### DIRECTIVE
Go through the material and pull out every line with the string "comportamento" in it.

<<<<

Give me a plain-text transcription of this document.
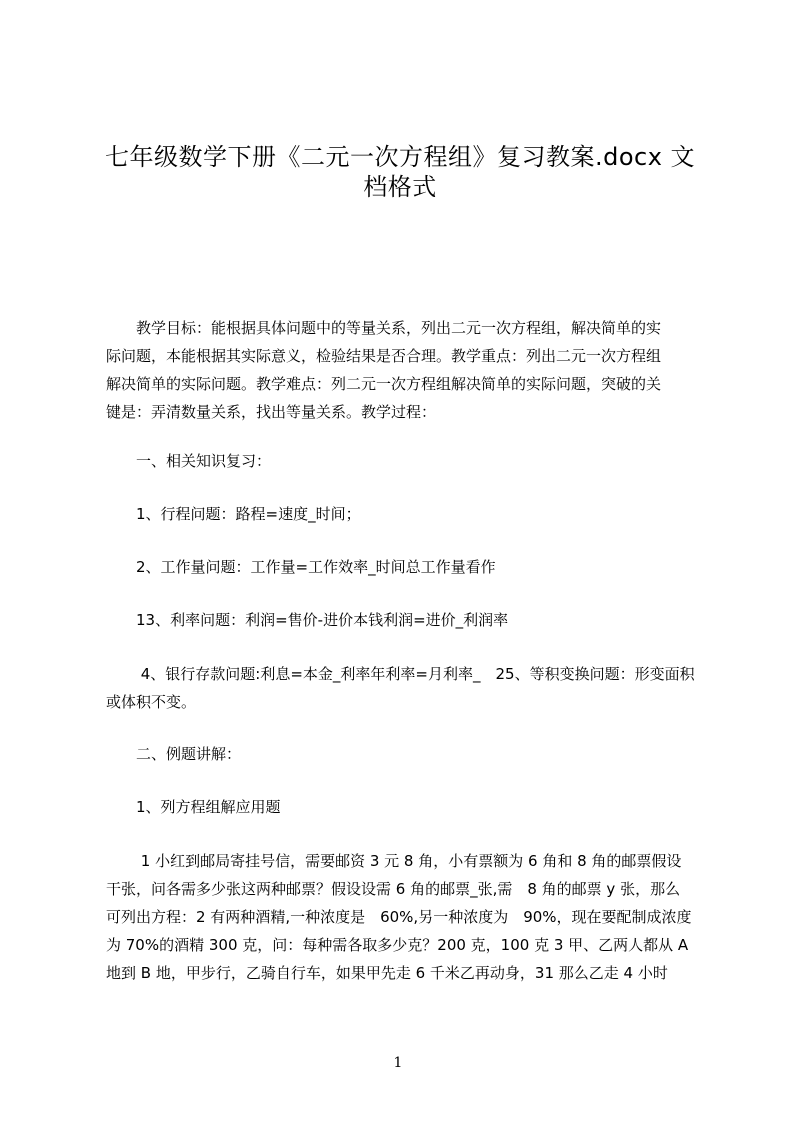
七年级数学下册《二元一次方程组》复习教案.docx 文
档格式
　　教学目标：能根据具体问题中的等量关系，列出二元一次方程组，解决简单的实
际问题，本能根据其实际意义，检验结果是否合理。教学重点：列出二元一次方程组
解决简单的实际问题。教学难点：列二元一次方程组解决简单的实际问题，突破的关
键是：弄清数量关系，找出等量关系。教学过程：
　　一、相关知识复习：
　　1、行程问题：路程=速度_时间；
　　2、工作量问题：工作量=工作效率_时间总工作量看作
　　13、利率问题：利润=售价-进价本钱利润=进价_利润率
　　 4、银行存款问题:利息=本金_利率年利率=月利率_　25、等积变换问题：形变面积
或体积不变。
　　二、例题讲解：
　　1、列方程组解应用题
　　 1 小红到邮局寄挂号信，需要邮资 3 元 8 角，小有票额为 6 角和 8 角的邮票假设
干张，问各需多少张这两种邮票？假设设需 6 角的邮票_张,需　8 角的邮票 y 张，那么
可列出方程：2 有两种酒精,一种浓度是　60%,另一种浓度为　90%，现在要配制成浓度
为 70%的酒精 300 克，问：每种需各取多少克？200 克，100 克 3 甲、乙两人都从 A
地到 B 地，甲步行，乙骑自行车，如果甲先走 6 千米乙再动身，31 那么乙走 4 小时
1
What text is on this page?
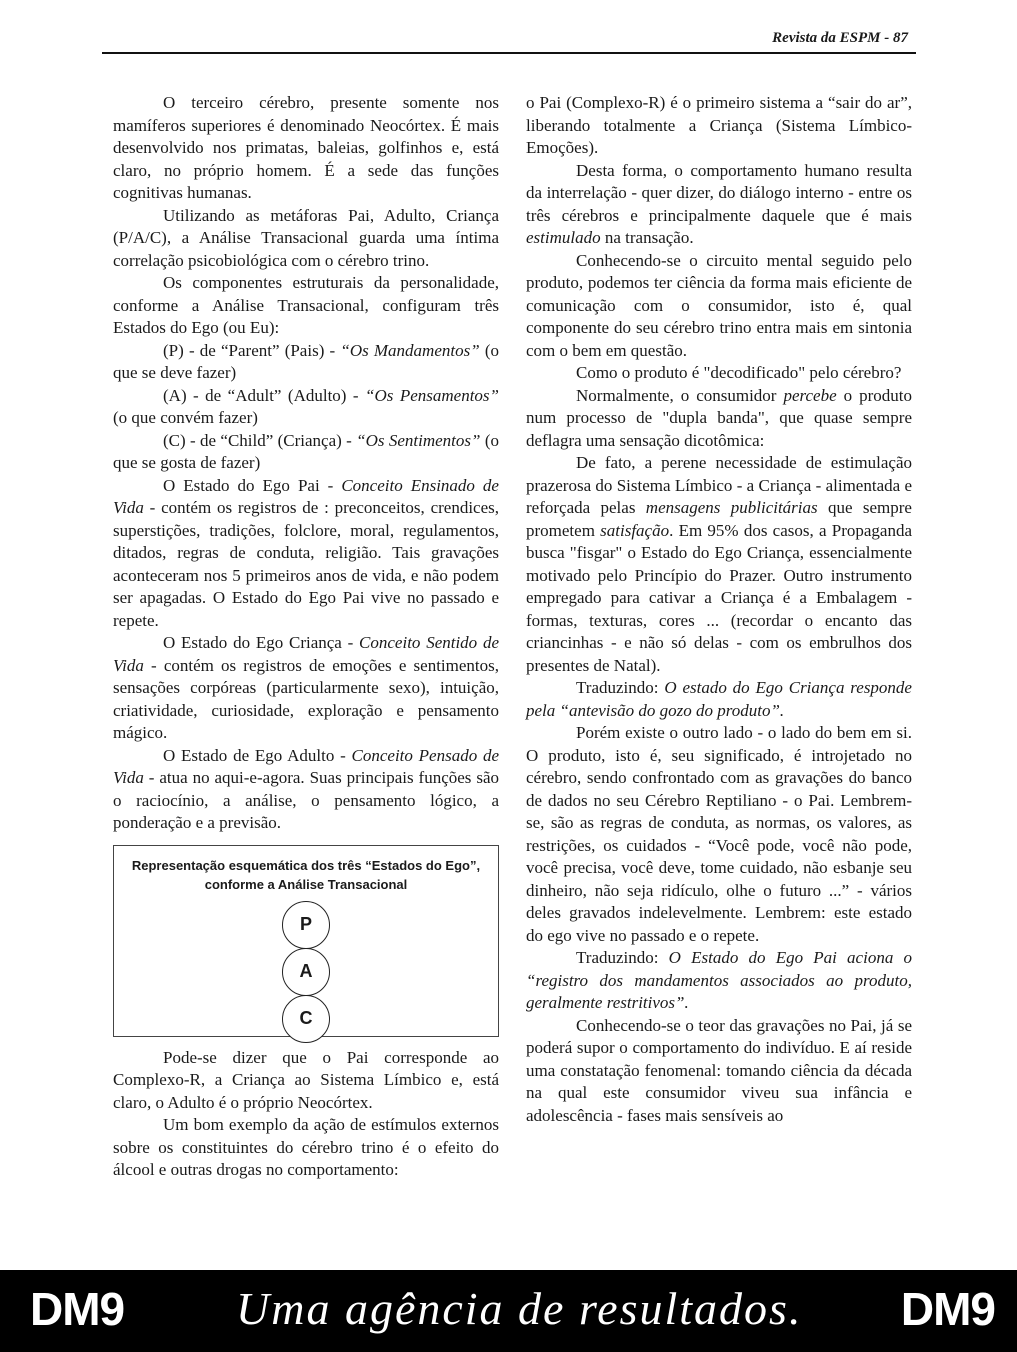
Revista da ESPM - 87

O terceiro cérebro, presente somente nos mamíferos superiores é denominado Neocórtex. É mais desenvolvido nos primatas, baleias, golfinhos e, está claro, no próprio homem. É a sede das funções cognitivas humanas.

Utilizando as metáforas Pai, Adulto, Criança (P/A/C), a Análise Transacional guarda uma íntima correlação psicobiológica com o cérebro trino.

Os componentes estruturais da personalidade, conforme a Análise Transacional, configuram três Estados do Ego (ou Eu):

(P) - de “Parent” (Pais) - “Os Mandamentos” (o que se deve fazer)

(A) - de “Adult” (Adulto) - “Os Pensamentos” (o que convém fazer)

(C) - de “Child” (Criança) - “Os Sentimentos” (o que se gosta de fazer)

O Estado do Ego Pai - Conceito Ensinado de Vida - contém os registros de : preconceitos, crendices, superstições, tradições, folclore, moral, regulamentos, ditados, regras de conduta, religião. Tais gravações aconteceram nos 5 primeiros anos de vida, e não podem ser apagadas. O Estado do Ego Pai vive no passado e repete.

O Estado do Ego Criança - Conceito Sentido de Vida - contém os registros de emoções e sentimentos, sensações corpóreas (particularmente sexo), intuição, criatividade, curiosidade, exploração e pensamento mágico.

O Estado de Ego Adulto - Conceito Pensado de Vida - atua no aqui-e-agora. Suas principais funções são o raciocínio, a análise, o pensamento lógico, a ponderação e a previsão.

Representação esquemática dos três “Estados do Ego”,
conforme a Análise Transacional
P
A
C

Pode-se dizer que o Pai corresponde ao Complexo-R, a Criança ao Sistema Límbico e, está claro, o Adulto é o próprio Neocórtex.

Um bom exemplo da ação de estímulos externos sobre os constituintes do cérebro trino é o efeito do álcool e outras drogas no comportamento:

o Pai (Complexo-R) é o primeiro sistema a “sair do ar”, liberando totalmente a Criança (Sistema Límbico-Emoções).

Desta forma, o comportamento humano resulta da interrelação - quer dizer, do diálogo interno - entre os três cérebros e principalmente daquele que é mais estimulado na transação.

Conhecendo-se o circuito mental seguido pelo produto, podemos ter ciência da forma mais eficiente de comunicação com o consumidor, isto é, qual componente do seu cérebro trino entra mais em sintonia com o bem em questão.

Como o produto é "decodificado" pelo cérebro?

Normalmente, o consumidor percebe o produto num processo de "dupla banda", que quase sempre deflagra uma sensação dicotômica:

De fato, a perene necessidade de estimulação prazerosa do Sistema Límbico - a Criança - alimentada e reforçada pelas mensagens publicitárias que sempre prometem satisfação. Em 95% dos casos, a Propaganda busca "fisgar" o Estado do Ego Criança, essencialmente motivado pelo Princípio do Prazer. Outro instrumento empregado para cativar a Criança é a Embalagem - formas, texturas, cores ... (recordar o encanto das criancinhas - e não só delas - com os embrulhos dos presentes de Natal).

Traduzindo: O estado do Ego Criança responde pela “antevisão do gozo do produto”.

Porém existe o outro lado - o lado do bem em si. O produto, isto é, seu significado, é introjetado no cérebro, sendo confrontado com as gravações do banco de dados no seu Cérebro Reptiliano - o Pai. Lembrem-se, são as regras de conduta, as normas, os valores, as restrições, os cuidados - “Você pode, você não pode, você precisa, você deve, tome cuidado, não esbanje seu dinheiro, não seja ridículo, olhe o futuro ...” - vários deles gravados indelevelmente. Lembrem: este estado do ego vive no passado e o repete.

Traduzindo: O Estado do Ego Pai aciona o “registro dos mandamentos associados ao produto, geralmente restritivos”.

Conhecendo-se o teor das gravações no Pai, já se poderá supor o comportamento do indivíduo. E aí reside uma constatação fenomenal: tomando ciência da década na qual este consumidor viveu sua infância e adolescência - fases mais sensíveis ao

DM9 Uma agência de resultados. DM9
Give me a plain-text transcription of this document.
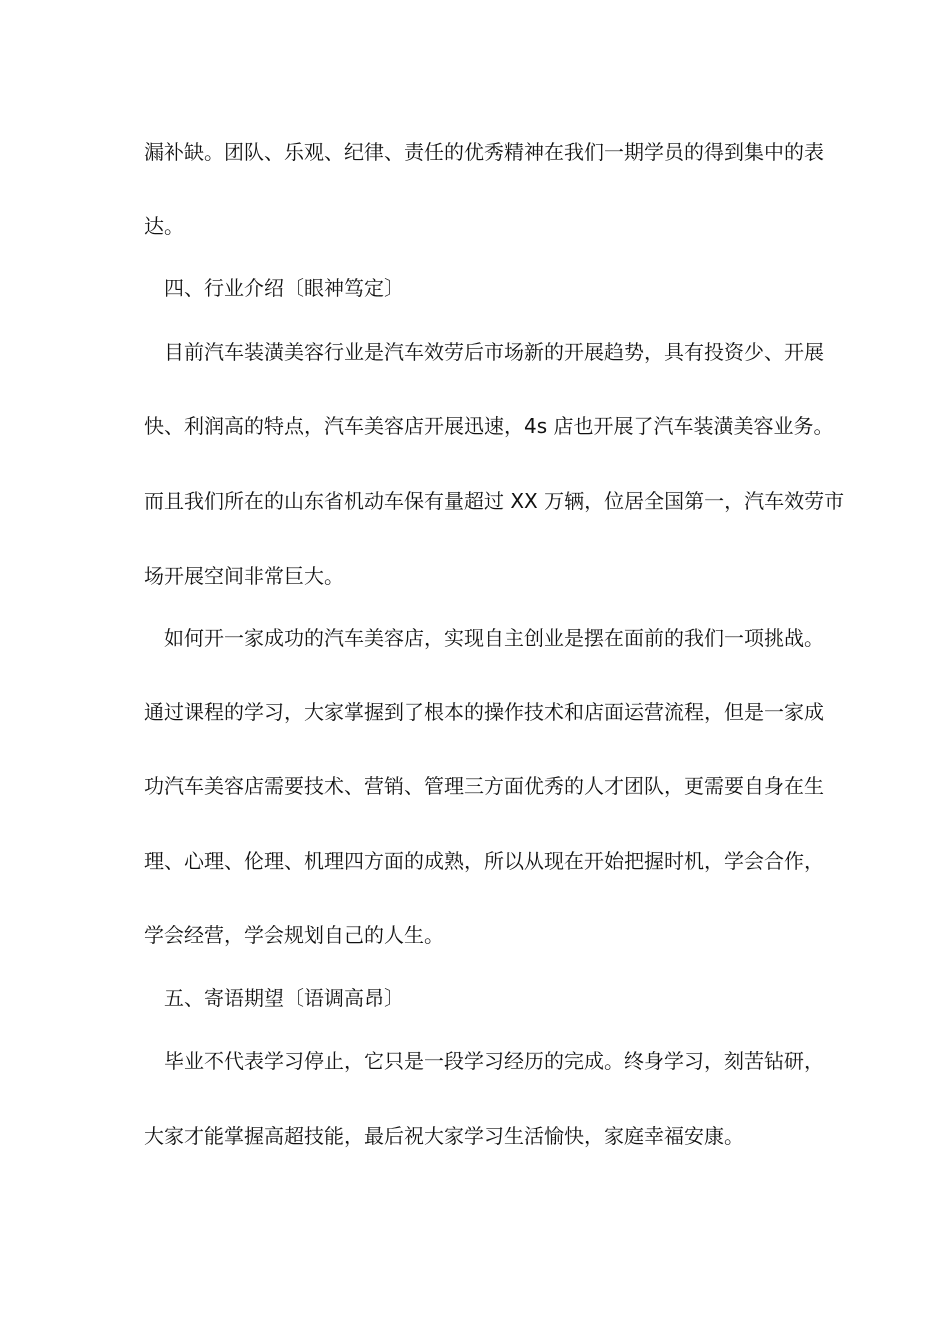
漏补缺。团队、乐观、纪律、责任的优秀精神在我们一期学员的得到集中的表
达。
四、行业介绍〔眼神笃定〕
目前汽车装潢美容行业是汽车效劳后市场新的开展趋势，具有投资少、开展
快、利润高的特点，汽车美容店开展迅速，4s 店也开展了汽车装潢美容业务。
而且我们所在的山东省机动车保有量超过 XX 万辆，位居全国第一，汽车效劳市
场开展空间非常巨大。
如何开一家成功的汽车美容店，实现自主创业是摆在面前的我们一项挑战。
通过课程的学习，大家掌握到了根本的操作技术和店面运营流程，但是一家成
功汽车美容店需要技术、营销、管理三方面优秀的人才团队，更需要自身在生
理、心理、伦理、机理四方面的成熟，所以从现在开始把握时机，学会合作，
学会经营，学会规划自己的人生。
五、寄语期望〔语调高昂〕
毕业不代表学习停止，它只是一段学习经历的完成。终身学习，刻苦钻研，
大家才能掌握高超技能，最后祝大家学习生活愉快，家庭幸福安康。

>>>>

### ANSWER TO THE TASK
Um bom exemplo da ação de estímulos externos sobre os constituintes do cérebro trino é o efeito do álcool e outras drogas no comportamento:
Desta forma, o comportamento humano resulta da interrelação - quer dizer, do diálogo interno - entre os três cérebros e principalmente daquele que é mais estimulado na transação.
Conhecendo-se o teor das gravações no Pai, já se poderá supor o comportamento do indivíduo. E aí reside uma constatação fenomenal: tomando ciência da década na qual este consumidor viveu sua infância e adolescência - fases mais sensíveis ao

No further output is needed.